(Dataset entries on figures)
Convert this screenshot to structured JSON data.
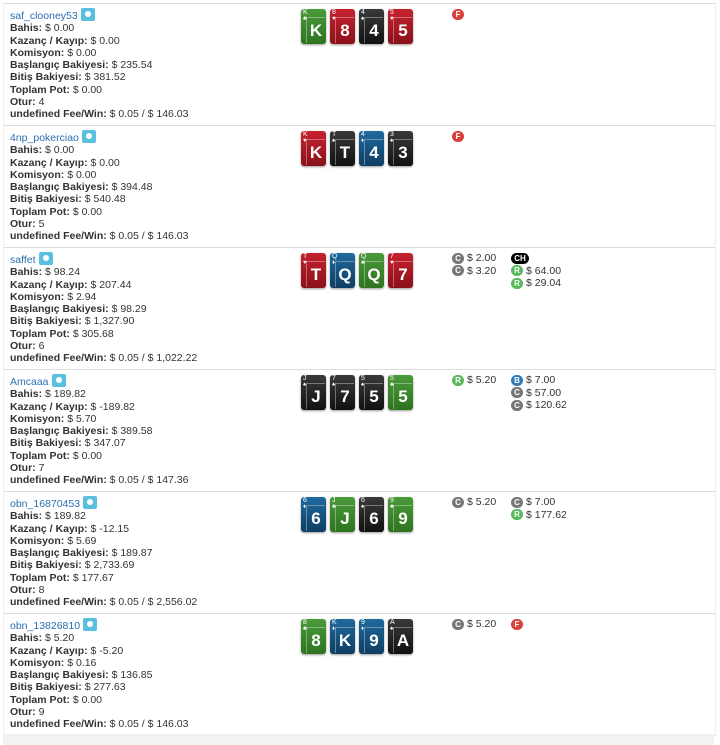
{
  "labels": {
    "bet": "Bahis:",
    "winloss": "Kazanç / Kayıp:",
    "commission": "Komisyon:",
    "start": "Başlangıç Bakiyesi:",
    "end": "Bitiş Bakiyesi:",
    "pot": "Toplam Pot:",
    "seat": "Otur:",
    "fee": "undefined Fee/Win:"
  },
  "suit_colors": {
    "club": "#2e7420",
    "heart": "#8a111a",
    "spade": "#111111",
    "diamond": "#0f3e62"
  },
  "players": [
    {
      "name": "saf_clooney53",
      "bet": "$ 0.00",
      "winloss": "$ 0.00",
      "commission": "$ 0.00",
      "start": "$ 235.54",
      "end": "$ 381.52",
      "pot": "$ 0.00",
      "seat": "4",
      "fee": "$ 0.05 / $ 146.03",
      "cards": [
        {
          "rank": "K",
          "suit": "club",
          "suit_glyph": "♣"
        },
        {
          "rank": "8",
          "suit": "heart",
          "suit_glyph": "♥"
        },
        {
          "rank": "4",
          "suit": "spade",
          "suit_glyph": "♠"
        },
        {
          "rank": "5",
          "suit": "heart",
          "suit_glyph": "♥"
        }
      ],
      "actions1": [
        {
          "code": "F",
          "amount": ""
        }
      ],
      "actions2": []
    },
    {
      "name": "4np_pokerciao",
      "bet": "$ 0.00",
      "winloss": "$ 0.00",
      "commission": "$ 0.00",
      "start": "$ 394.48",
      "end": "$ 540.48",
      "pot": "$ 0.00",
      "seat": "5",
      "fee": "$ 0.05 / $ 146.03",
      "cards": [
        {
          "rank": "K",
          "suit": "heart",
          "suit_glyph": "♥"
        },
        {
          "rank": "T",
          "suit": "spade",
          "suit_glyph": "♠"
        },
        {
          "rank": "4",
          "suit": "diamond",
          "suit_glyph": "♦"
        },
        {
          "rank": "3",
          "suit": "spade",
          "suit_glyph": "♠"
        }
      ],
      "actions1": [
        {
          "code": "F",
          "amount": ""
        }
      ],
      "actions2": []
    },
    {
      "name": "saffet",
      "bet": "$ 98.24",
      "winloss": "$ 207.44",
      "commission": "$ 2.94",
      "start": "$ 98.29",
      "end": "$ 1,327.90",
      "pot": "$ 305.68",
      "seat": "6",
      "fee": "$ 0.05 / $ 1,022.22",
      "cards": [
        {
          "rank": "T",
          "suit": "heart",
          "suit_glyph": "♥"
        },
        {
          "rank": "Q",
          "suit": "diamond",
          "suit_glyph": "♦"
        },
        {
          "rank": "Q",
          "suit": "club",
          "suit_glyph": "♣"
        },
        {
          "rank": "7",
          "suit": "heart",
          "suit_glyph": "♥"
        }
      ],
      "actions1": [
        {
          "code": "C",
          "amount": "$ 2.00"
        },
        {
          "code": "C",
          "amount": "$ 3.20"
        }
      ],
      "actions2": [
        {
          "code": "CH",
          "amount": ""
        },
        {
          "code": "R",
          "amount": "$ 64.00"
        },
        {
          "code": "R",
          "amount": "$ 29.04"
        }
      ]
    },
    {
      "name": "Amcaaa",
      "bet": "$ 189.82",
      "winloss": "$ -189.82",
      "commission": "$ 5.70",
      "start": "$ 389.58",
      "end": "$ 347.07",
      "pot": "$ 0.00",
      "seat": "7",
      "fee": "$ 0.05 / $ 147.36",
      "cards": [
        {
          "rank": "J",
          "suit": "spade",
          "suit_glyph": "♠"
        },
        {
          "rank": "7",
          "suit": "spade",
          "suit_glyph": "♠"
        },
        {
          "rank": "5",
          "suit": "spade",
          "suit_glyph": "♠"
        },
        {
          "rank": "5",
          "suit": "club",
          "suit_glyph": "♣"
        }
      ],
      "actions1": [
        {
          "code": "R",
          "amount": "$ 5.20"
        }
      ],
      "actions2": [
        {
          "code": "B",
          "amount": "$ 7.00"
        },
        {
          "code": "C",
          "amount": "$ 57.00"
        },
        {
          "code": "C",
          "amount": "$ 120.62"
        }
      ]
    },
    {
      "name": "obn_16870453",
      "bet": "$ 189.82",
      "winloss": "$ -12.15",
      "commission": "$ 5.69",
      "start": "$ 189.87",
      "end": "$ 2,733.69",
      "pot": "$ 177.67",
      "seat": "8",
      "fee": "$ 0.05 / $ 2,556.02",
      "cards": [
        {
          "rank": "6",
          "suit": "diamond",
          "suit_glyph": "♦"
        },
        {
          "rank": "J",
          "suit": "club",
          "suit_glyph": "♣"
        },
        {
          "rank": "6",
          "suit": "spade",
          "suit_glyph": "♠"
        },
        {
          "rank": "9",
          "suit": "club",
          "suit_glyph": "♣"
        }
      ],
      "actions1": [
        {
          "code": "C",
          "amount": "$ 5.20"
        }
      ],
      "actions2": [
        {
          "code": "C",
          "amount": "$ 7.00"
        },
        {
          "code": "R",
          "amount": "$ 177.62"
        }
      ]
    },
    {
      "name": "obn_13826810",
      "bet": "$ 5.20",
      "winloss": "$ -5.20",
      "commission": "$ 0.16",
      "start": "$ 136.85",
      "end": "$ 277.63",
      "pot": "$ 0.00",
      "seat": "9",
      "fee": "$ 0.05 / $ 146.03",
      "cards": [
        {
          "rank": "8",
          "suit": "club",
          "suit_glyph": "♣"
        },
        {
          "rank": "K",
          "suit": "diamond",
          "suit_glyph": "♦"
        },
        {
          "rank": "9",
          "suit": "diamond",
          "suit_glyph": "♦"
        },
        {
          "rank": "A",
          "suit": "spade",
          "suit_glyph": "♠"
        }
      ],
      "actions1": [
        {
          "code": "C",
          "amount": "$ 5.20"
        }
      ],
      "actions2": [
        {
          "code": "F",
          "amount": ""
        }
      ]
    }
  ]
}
--
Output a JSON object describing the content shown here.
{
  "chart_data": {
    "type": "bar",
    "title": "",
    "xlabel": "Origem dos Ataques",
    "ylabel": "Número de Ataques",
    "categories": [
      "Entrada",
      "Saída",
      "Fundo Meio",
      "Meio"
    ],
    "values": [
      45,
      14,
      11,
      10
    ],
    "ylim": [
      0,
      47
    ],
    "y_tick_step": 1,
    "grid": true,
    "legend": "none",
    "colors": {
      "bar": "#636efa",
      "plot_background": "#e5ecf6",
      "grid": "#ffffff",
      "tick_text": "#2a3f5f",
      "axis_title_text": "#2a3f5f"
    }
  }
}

» **EXERCISE INSTRUCTIONS**:
Which lines include the word "Bakiyesi"? Copy every one of them.

» **EXPECTED ANSWER**:
    "start": "Başlangıç Bakiyesi:",
    "end": "Bitiş Bakiyesi:",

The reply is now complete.